● Records for this task:

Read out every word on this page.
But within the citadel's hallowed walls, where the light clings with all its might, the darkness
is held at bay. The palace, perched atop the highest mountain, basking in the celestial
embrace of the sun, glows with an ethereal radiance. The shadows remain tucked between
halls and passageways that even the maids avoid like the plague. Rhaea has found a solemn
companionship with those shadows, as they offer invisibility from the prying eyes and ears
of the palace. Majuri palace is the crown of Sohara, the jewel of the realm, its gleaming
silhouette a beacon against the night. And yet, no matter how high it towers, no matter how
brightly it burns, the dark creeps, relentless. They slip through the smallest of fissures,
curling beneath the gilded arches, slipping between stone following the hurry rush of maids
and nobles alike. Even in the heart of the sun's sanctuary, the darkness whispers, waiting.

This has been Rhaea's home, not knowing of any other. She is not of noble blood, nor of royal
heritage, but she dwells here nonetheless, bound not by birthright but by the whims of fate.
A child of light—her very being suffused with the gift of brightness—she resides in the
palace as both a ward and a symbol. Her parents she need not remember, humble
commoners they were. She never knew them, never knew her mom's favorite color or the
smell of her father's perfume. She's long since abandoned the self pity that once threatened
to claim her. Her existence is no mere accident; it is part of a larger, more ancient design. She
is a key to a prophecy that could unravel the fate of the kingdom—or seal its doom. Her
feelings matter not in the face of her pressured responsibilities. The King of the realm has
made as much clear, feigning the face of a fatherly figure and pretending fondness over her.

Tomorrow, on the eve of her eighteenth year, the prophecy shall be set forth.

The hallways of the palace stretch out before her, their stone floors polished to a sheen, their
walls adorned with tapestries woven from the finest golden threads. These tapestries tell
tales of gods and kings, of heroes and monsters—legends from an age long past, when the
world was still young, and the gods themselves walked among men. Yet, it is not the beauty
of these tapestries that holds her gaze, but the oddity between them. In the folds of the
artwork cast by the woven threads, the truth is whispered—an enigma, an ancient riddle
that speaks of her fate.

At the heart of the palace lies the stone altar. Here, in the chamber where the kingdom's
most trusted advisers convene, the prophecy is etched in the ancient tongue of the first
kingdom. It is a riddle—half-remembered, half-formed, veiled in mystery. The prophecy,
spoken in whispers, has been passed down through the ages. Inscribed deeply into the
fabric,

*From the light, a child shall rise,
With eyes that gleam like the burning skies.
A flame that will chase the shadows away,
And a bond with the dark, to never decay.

● Exercise goal:
Each entry above is to be quoted exactly.

● Exercise answer:
Read out every word on this page.
But within the citadel's hallowed walls, where the light clings with all its might, the darkness
is held at bay. The palace, perched atop the highest mountain, basking in the celestial
embrace of the sun, glows with an ethereal radiance. The shadows remain tucked between
halls and passageways that even the maids avoid like the plague. Rhaea has found a solemn
companionship with those shadows, as they offer invisibility from the prying eyes and ears
of the palace. Majuri palace is the crown of Sohara, the jewel of the realm, its gleaming
silhouette a beacon against the night. And yet, no matter how high it towers, no matter how
brightly it burns, the dark creeps, relentless. They slip through the smallest of fissures,
curling beneath the gilded arches, slipping between stone following the hurry rush of maids
and nobles alike. Even in the heart of the sun's sanctuary, the darkness whispers, waiting.

This has been Rhaea's home, not knowing of any other. She is not of noble blood, nor of royal
heritage, but she dwells here nonetheless, bound not by birthright but by the whims of fate.
A child of light—her very being suffused with the gift of brightness—she resides in the
palace as both a ward and a symbol. Her parents she need not remember, humble
commoners they were. She never knew them, never knew her mom's favorite color or the
smell of her father's perfume. She's long since abandoned the self pity that once threatened
to claim her. Her existence is no mere accident; it is part of a larger, more ancient design. She
is a key to a prophecy that could unravel the fate of the kingdom—or seal its doom. Her
feelings matter not in the face of her pressured responsibilities. The King of the realm has
made as much clear, feigning the face of a fatherly figure and pretending fondness over her.

Tomorrow, on the eve of her eighteenth year, the prophecy shall be set forth.

The hallways of the palace stretch out before her, their stone floors polished to a sheen, their
walls adorned with tapestries woven from the finest golden threads. These tapestries tell
tales of gods and kings, of heroes and monsters—legends from an age long past, when the
world was still young, and the gods themselves walked among men. Yet, it is not the beauty
of these tapestries that holds her gaze, but the oddity between them. In the folds of the
artwork cast by the woven threads, the truth is whispered—an enigma, an ancient riddle
that speaks of her fate.

At the heart of the palace lies the stone altar. Here, in the chamber where the kingdom's
most trusted advisers convene, the prophecy is etched in the ancient tongue of the first
kingdom. It is a riddle—half-remembered, half-formed, veiled in mystery. The prophecy,
spoken in whispers, has been passed down through the ages. Inscribed deeply into the
fabric,

*From the light, a child shall rise,
With eyes that gleam like the burning skies.
A flame that will chase the shadows away,
And a bond with the dark, to never decay.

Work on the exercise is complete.